Directions for this task >>
Extract every line that contains the string "Lake".

....

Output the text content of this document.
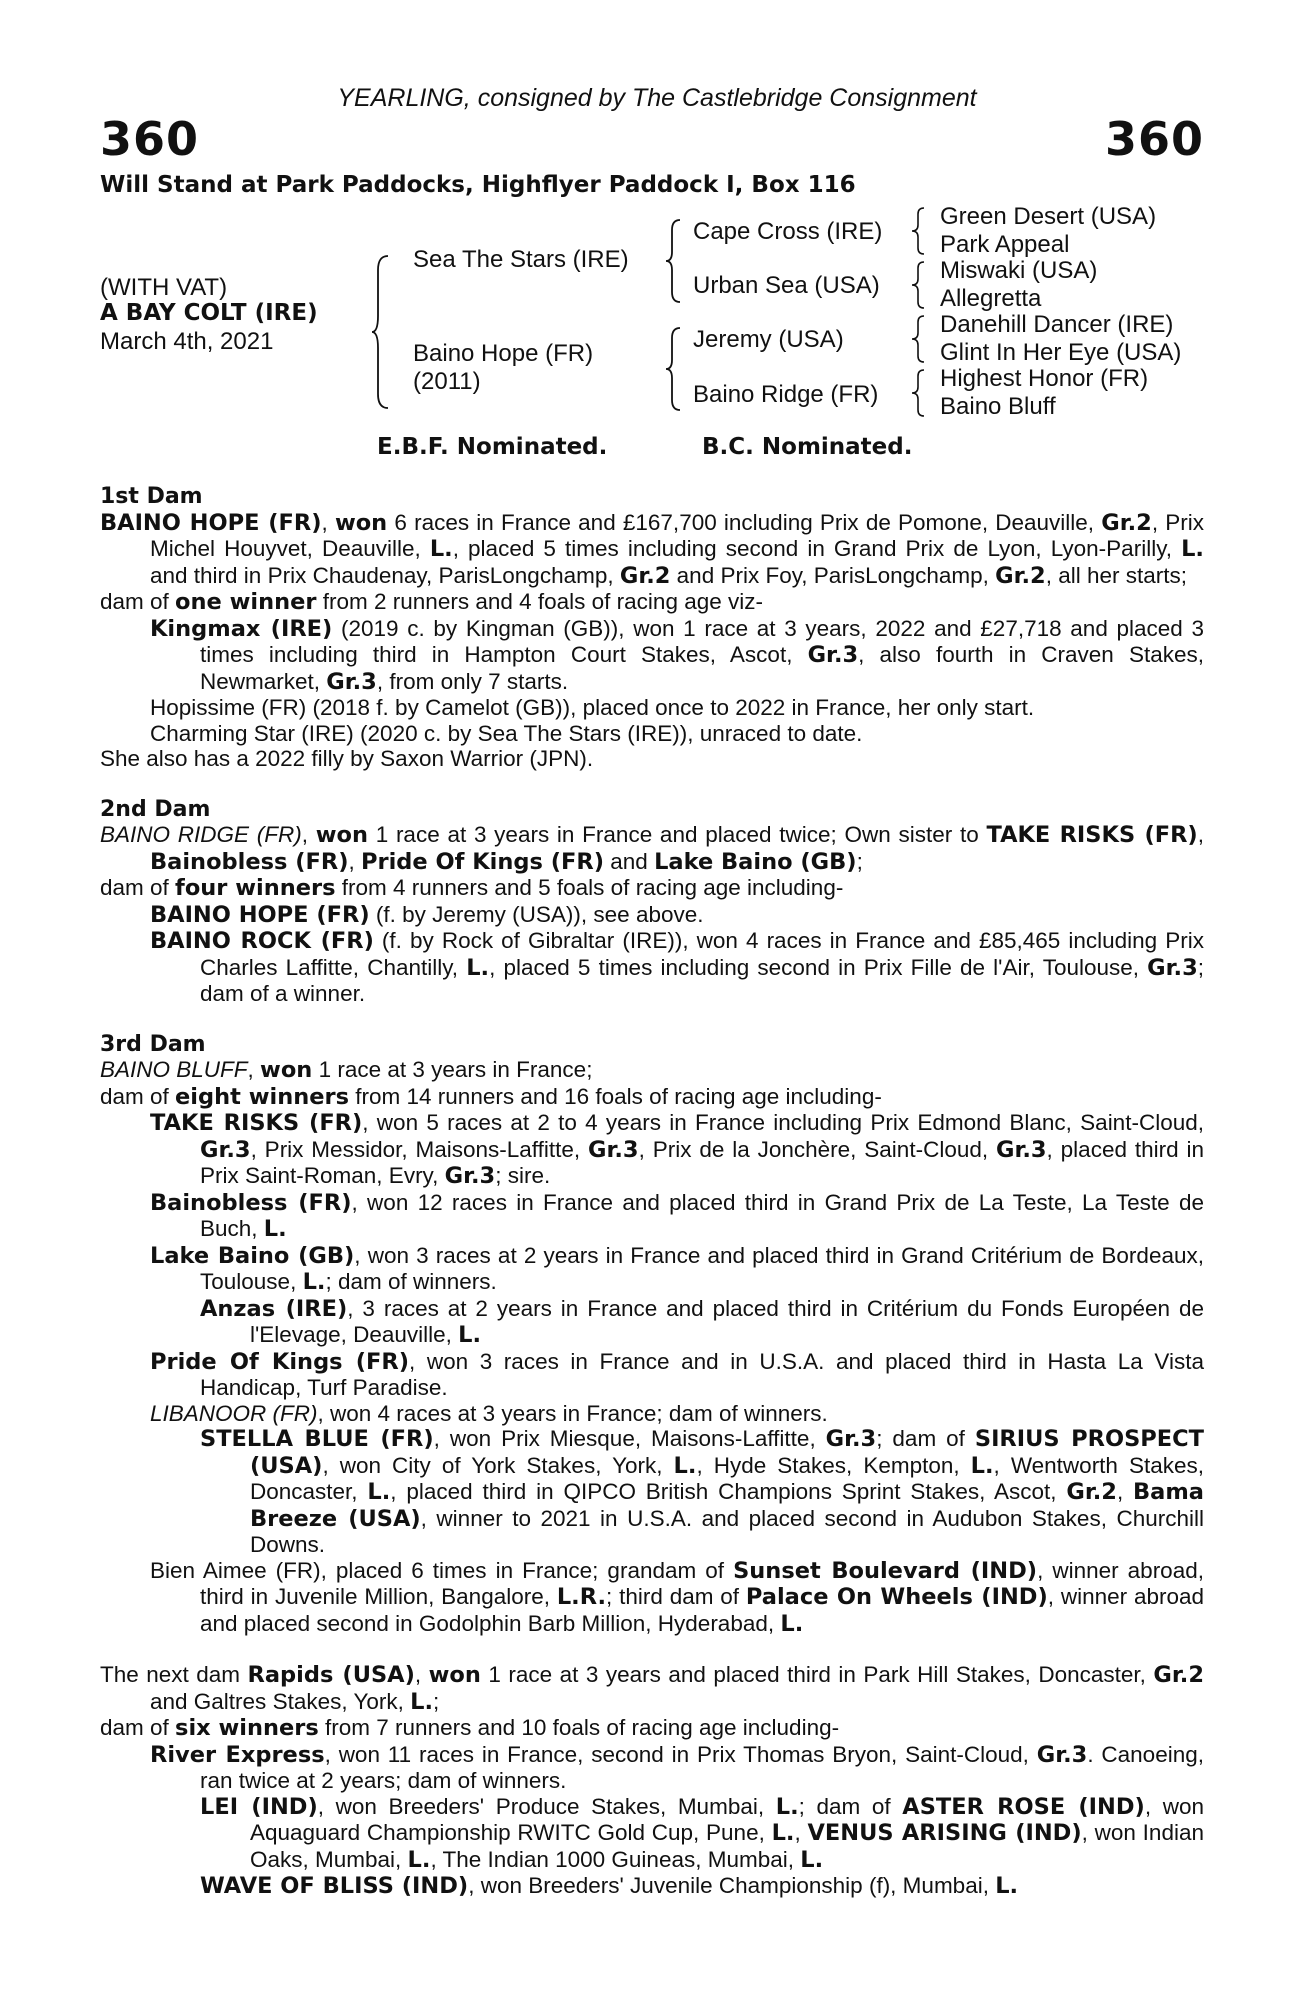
YEARLING, consigned by The Castlebridge Consignment
360	360
Will Stand at Park Paddocks, Highflyer Paddock I, Box 116
(WITH VAT)
A BAY COLT (IRE)
March 4th, 2021
Sea The Stars (IRE)
Baino Hope (FR)
(2011)
Cape Cross (IRE)
Urban Sea (USA)
Jeremy (USA)
Baino Ridge (FR)
Green Desert (USA)
Park Appeal
Miswaki (USA)
Allegretta
Danehill Dancer (IRE)
Glint In Her Eye (USA)
Highest Honor (FR)
Baino Bluff
E.B.F. Nominated.	B.C. Nominated.

1st Dam

BAINO HOPE (FR), won 6 races in France and £167,700 including Prix de Pomone, Deauville, Gr.2, Prix Michel Houyvet, Deauville, L., placed 5 times including second in Grand Prix de Lyon, Lyon-Parilly, L. and third in Prix Chaudenay, ParisLongchamp, Gr.2 and Prix Foy, ParisLongchamp, Gr.2, all her starts;

dam of one winner from 2 runners and 4 foals of racing age viz-

Kingmax (IRE) (2019 c. by Kingman (GB)), won 1 race at 3 years, 2022 and £27,718 and placed 3 times including third in Hampton Court Stakes, Ascot, Gr.3, also fourth in Craven Stakes, Newmarket, Gr.3, from only 7 starts.

Hopissime (FR) (2018 f. by Camelot (GB)), placed once to 2022 in France, her only start.

Charming Star (IRE) (2020 c. by Sea The Stars (IRE)), unraced to date.

She also has a 2022 filly by Saxon Warrior (JPN).

2nd Dam

BAINO RIDGE (FR), won 1 race at 3 years in France and placed twice; Own sister to TAKE RISKS (FR), Bainobless (FR), Pride Of Kings (FR) and Lake Baino (GB);

dam of four winners from 4 runners and 5 foals of racing age including-

BAINO HOPE (FR) (f. by Jeremy (USA)), see above.

BAINO ROCK (FR) (f. by Rock of Gibraltar (IRE)), won 4 races in France and £85,465 including Prix Charles Laffitte, Chantilly, L., placed 5 times including second in Prix Fille de l'Air, Toulouse, Gr.3; dam of a winner.

3rd Dam

BAINO BLUFF, won 1 race at 3 years in France;

dam of eight winners from 14 runners and 16 foals of racing age including-

TAKE RISKS (FR), won 5 races at 2 to 4 years in France including Prix Edmond Blanc, Saint-Cloud, Gr.3, Prix Messidor, Maisons-Laffitte, Gr.3, Prix de la Jonchère, Saint-Cloud, Gr.3, placed third in Prix Saint-Roman, Evry, Gr.3; sire.

Bainobless (FR), won 12 races in France and placed third in Grand Prix de La Teste, La Teste de Buch, L.

Lake Baino (GB), won 3 races at 2 years in France and placed third in Grand Critérium de Bordeaux, Toulouse, L.; dam of winners.

Anzas (IRE), 3 races at 2 years in France and placed third in Critérium du Fonds Européen de l'Elevage, Deauville, L.

Pride Of Kings (FR), won 3 races in France and in U.S.A. and placed third in Hasta La Vista Handicap, Turf Paradise.

LIBANOOR (FR), won 4 races at 3 years in France; dam of winners.

STELLA BLUE (FR), won Prix Miesque, Maisons-Laffitte, Gr.3; dam of SIRIUS PROSPECT (USA), won City of York Stakes, York, L., Hyde Stakes, Kempton, L., Wentworth Stakes, Doncaster, L., placed third in QIPCO British Champions Sprint Stakes, Ascot, Gr.2, Bama Breeze (USA), winner to 2021 in U.S.A. and placed second in Audubon Stakes, Churchill Downs.

Bien Aimee (FR), placed 6 times in France; grandam of Sunset Boulevard (IND), winner abroad, third in Juvenile Million, Bangalore, L.R.; third dam of Palace On Wheels (IND), winner abroad and placed second in Godolphin Barb Million, Hyderabad, L.

The next dam Rapids (USA), won 1 race at 3 years and placed third in Park Hill Stakes, Doncaster, Gr.2 and Galtres Stakes, York, L.;

dam of six winners from 7 runners and 10 foals of racing age including-

River Express, won 11 races in France, second in Prix Thomas Bryon, Saint-Cloud, Gr.3. Canoeing, ran twice at 2 years; dam of winners.

LEI (IND), won Breeders' Produce Stakes, Mumbai, L.; dam of ASTER ROSE (IND), won Aquaguard Championship RWITC Gold Cup, Pune, L., VENUS ARISING (IND), won Indian Oaks, Mumbai, L., The Indian 1000 Guineas, Mumbai, L.

WAVE OF BLISS (IND), won Breeders' Juvenile Championship (f), Mumbai, L.
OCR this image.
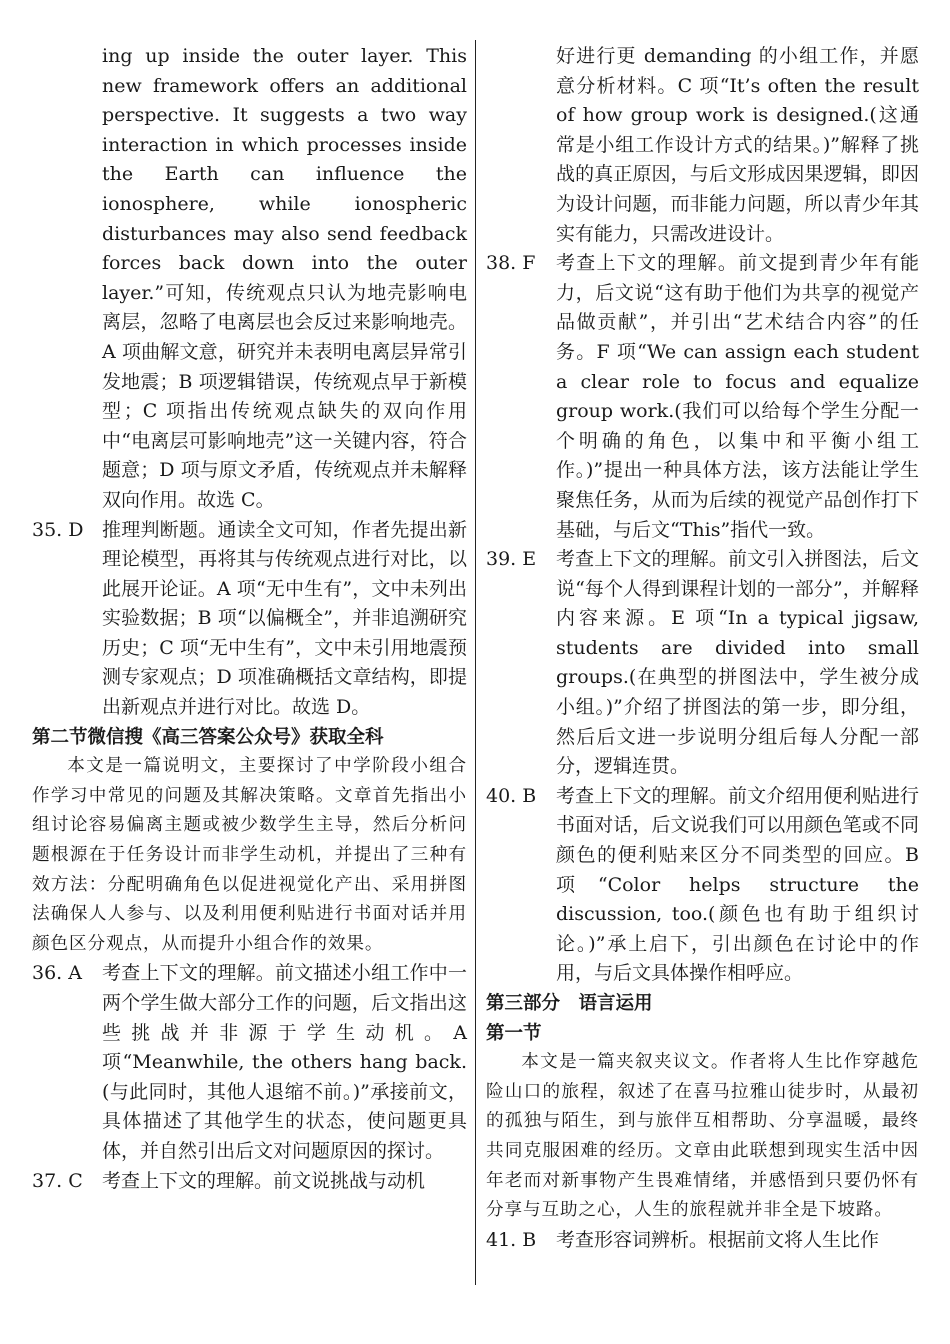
ing up inside the outer layer. This new framework offers an additional perspective. It suggests a two way interaction in which processes inside the Earth can influence the ionosphere, while ionospheric disturbances may also send feedback forces back down into the outer layer.”可知，传统观点只认为地壳影响电离层，忽略了电离层也会反过来影响地壳。A 项曲解文意，研究并未表明电离层异常引发地震；B 项逻辑错误，传统观点早于新模型；C 项指出传统观点缺失的双向作用中“电离层可影响地壳”这一关键内容，符合题意；D 项与原文矛盾，传统观点并未解释双向作用。故选 C。

35. D 推理判断题。通读全文可知，作者先提出新理论模型，再将其与传统观点进行对比，以此展开论证。A 项“无中生有”，文中未列出实验数据；B 项“以偏概全”，并非追溯研究历史；C 项“无中生有”，文中未引用地震预测专家观点；D 项准确概括文章结构，即提出新观点并进行对比。故选 D。

第二节微信搜《高三答案公众号》获取全科

本文是一篇说明文，主要探讨了中学阶段小组合作学习中常见的问题及其解决策略。文章首先指出小组讨论容易偏离主题或被少数学生主导，然后分析问题根源在于任务设计而非学生动机，并提出了三种有效方法：分配明确角色以促进视觉化产出、采用拼图法确保人人参与、以及利用便利贴进行书面对话并用颜色区分观点，从而提升小组合作的效果。

36. A	考查上下文的理解。前文描述小组工作中一两个学生做大部分工作的问题，后文指出这些挑战并非源于学生动机。A 项“Meanwhile, the others hang back.(与此同时，其他人退缩不前。)”承接前文，具体描述了其他学生的状态，使问题更具体，并自然引出后文对问题原因的探讨。
37. C	考查上下文的理解。前文说挑战与动机

好进行更 demanding 的小组工作，并愿意分析材料。C 项“It’s often the result of how group work is designed.(这通常是小组工作设计方式的结果。)”解释了挑战的真正原因，与后文形成因果逻辑，即因为设计问题，而非能力问题，所以青少年其实有能力，只需改进设计。

38. F	考查上下文的理解。前文提到青少年有能力，后文说“这有助于他们为共享的视觉产品做贡献”，并引出“艺术结合内容”的任务。F 项“We can assign each student a clear role to focus and equalize group work.(我们可以给每个学生分配一个明确的角色，以集中和平衡小组工作。)”提出一种具体方法，该方法能让学生聚焦任务，从而为后续的视觉产品创作打下基础，与后文“This”指代一致。
39. E	考查上下文的理解。前文引入拼图法，后文说“每个人得到课程计划的一部分”，并解释内容来源。E 项“In a typical jigsaw, students are divided into small groups.(在典型的拼图法中，学生被分成小组。)”介绍了拼图法的第一步，即分组，然后后文进一步说明分组后每人分配一部分，逻辑连贯。
40. B	考查上下文的理解。前文介绍用便利贴进行书面对话，后文说我们可以用颜色笔或不同颜色的便利贴来区分不同类型的回应。B 项“Color helps structure the discussion, too.(颜色也有助于组织讨论。)”承上启下，引出颜色在讨论中的作用，与后文具体操作相呼应。

第三部分　语言运用

第一节

本文是一篇夹叙夹议文。作者将人生比作穿越危险山口的旅程，叙述了在喜马拉雅山徒步时，从最初的孤独与陌生，到与旅伴互相帮助、分享温暖，最终共同克服困难的经历。文章由此联想到现实生活中因年老而对新事物产生畏难情绪，并感悟到只要仍怀有分享与互助之心，人生的旅程就并非全是下坡路。

41. B	考查形容词辨析。根据前文将人生比作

....

Reply to the task >>
BAINO RIDGE (FR), won 1 race at 3 years in France and placed twice; Own sister to TAKE RISKS (FR), Bainobless (FR), Pride Of Kings (FR) and Lake Baino (GB);
Lake Baino (GB), won 3 races at 2 years in France and placed third in Grand Critérium de Bordeaux, Toulouse, L.; dam of winners.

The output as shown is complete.